─── Task input
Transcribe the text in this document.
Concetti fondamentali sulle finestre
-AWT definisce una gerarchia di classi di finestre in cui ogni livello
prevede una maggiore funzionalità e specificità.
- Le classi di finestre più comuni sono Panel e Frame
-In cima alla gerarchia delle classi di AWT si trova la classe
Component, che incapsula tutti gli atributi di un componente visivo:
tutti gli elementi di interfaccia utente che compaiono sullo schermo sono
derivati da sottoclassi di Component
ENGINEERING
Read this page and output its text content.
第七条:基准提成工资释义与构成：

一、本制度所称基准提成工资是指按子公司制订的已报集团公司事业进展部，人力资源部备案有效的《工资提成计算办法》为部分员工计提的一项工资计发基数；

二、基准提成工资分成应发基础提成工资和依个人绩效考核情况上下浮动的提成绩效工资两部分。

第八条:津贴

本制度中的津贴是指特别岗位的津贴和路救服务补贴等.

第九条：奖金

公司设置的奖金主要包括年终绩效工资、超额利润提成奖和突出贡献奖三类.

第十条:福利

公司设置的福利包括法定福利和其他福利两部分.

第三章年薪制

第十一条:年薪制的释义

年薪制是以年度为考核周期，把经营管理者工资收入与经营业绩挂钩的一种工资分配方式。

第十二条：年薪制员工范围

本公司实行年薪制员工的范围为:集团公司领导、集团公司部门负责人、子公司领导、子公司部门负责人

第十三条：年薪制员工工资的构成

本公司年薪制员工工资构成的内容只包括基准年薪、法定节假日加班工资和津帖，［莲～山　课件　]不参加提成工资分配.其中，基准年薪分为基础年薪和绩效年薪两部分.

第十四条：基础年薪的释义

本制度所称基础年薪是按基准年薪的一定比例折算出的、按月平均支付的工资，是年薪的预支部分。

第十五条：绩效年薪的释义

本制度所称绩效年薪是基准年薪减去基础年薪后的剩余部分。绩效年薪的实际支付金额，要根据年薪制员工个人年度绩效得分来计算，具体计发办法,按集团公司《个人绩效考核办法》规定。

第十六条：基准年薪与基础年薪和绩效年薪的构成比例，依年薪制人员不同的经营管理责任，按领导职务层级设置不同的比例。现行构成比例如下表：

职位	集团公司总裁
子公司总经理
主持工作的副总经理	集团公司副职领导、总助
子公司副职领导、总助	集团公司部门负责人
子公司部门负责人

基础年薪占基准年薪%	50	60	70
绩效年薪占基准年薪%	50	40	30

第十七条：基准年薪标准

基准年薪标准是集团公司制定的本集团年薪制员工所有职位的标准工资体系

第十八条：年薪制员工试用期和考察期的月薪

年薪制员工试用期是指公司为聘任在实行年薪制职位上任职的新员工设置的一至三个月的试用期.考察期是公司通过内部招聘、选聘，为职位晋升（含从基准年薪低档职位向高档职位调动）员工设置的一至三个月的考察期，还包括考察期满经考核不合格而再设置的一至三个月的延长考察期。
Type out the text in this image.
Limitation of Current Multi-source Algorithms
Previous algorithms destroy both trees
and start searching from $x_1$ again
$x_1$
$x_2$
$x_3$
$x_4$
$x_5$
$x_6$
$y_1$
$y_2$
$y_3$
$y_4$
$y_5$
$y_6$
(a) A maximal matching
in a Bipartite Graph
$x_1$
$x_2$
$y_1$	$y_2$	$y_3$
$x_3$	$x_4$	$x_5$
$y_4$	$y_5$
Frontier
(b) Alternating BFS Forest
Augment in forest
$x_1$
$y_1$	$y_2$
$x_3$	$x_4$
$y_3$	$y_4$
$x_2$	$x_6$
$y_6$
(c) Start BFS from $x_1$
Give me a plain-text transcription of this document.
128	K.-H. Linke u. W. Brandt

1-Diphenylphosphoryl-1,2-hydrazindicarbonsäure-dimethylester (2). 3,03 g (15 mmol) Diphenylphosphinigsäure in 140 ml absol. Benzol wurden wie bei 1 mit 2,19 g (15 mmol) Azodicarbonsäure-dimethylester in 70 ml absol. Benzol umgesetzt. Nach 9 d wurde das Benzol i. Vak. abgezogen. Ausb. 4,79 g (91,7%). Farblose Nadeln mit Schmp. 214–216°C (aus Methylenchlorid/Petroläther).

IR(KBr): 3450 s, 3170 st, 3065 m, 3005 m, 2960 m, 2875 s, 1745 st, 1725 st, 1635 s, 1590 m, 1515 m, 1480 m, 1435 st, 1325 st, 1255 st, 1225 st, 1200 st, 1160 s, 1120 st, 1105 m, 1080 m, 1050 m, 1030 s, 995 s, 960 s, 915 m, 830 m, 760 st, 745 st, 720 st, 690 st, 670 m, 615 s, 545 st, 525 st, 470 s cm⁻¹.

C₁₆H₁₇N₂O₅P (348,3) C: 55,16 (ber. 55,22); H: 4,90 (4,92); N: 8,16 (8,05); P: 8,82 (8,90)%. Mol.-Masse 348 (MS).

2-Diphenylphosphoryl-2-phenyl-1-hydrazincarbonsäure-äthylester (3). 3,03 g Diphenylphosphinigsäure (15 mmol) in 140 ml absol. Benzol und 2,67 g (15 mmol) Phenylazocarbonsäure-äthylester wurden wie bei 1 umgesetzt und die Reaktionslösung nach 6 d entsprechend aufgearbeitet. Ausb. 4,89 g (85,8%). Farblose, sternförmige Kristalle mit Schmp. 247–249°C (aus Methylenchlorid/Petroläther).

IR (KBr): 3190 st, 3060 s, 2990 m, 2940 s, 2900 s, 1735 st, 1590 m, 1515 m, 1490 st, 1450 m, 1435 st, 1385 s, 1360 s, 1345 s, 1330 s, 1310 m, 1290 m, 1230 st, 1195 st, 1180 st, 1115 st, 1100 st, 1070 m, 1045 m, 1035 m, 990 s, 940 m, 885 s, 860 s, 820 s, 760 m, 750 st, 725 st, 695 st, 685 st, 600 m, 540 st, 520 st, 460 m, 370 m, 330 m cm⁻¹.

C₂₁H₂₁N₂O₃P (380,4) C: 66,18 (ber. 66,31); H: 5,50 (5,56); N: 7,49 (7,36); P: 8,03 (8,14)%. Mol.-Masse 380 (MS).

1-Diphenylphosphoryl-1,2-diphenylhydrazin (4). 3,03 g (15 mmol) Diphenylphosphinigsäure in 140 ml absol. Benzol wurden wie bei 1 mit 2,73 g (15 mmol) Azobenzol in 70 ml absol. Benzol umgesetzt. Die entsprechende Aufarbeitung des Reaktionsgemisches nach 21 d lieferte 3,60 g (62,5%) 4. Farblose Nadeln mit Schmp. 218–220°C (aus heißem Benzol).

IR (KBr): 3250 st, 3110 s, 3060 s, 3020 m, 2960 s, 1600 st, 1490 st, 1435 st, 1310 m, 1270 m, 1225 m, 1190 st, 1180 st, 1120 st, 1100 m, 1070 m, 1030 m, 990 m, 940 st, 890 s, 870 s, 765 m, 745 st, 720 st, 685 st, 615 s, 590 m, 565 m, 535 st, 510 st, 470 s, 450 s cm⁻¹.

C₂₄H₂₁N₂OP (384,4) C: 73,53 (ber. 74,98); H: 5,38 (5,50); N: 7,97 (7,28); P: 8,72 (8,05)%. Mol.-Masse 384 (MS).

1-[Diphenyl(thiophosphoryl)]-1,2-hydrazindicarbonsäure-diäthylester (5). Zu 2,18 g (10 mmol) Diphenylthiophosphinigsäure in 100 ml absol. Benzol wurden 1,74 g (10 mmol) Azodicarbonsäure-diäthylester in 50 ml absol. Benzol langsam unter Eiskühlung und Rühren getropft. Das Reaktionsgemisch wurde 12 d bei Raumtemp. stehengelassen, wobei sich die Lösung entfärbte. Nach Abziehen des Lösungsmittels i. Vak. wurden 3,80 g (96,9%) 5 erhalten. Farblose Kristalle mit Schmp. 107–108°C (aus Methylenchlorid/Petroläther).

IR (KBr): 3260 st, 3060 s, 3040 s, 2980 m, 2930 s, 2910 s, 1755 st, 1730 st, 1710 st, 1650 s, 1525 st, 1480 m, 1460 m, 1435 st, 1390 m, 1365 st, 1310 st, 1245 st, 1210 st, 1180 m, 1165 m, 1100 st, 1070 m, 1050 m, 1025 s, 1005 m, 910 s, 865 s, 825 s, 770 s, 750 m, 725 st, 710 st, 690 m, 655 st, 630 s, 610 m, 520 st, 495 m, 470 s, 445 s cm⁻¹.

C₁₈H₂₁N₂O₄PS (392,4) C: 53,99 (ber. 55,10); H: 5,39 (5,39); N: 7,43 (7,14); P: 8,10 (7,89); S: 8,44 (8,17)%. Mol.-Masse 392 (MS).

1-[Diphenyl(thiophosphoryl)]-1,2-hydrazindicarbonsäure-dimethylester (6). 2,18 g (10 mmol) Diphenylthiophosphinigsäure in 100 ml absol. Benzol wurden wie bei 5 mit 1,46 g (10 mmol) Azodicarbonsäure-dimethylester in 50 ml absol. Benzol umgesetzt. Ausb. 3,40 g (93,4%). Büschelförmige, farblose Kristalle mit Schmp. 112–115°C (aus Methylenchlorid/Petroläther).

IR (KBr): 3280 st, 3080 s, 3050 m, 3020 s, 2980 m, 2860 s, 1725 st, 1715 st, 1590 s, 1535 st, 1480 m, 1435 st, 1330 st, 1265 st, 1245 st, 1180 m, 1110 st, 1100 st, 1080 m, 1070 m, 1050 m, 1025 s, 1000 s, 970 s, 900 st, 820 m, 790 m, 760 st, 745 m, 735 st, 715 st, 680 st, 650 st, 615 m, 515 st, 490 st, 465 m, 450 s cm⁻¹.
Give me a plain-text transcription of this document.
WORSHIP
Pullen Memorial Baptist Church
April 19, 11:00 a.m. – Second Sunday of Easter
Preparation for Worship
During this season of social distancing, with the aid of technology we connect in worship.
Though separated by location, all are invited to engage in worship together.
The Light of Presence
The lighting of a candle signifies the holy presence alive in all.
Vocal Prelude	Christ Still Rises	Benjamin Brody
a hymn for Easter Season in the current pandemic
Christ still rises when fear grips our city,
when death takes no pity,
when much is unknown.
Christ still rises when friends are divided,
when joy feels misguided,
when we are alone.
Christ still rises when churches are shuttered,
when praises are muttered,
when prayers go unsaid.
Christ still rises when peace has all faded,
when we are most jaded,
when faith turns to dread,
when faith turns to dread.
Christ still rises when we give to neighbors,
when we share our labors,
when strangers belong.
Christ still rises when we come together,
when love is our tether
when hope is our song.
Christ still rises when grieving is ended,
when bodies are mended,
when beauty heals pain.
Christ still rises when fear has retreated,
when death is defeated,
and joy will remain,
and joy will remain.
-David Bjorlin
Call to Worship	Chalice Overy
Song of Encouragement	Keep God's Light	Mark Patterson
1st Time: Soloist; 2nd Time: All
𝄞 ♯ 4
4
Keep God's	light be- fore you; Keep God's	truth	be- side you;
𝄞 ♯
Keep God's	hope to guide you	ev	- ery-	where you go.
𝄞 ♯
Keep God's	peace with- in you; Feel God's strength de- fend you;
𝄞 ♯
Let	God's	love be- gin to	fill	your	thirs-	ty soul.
──────
§ Work to be completed
From the listing above, pick out each line where the word "finestre" appears.

§ The result
Concetti fondamentali sulle finestre
-AWT definisce una gerarchia di classi di finestre in cui ogni livello
- Le classi di finestre più comuni sono Panel e Frame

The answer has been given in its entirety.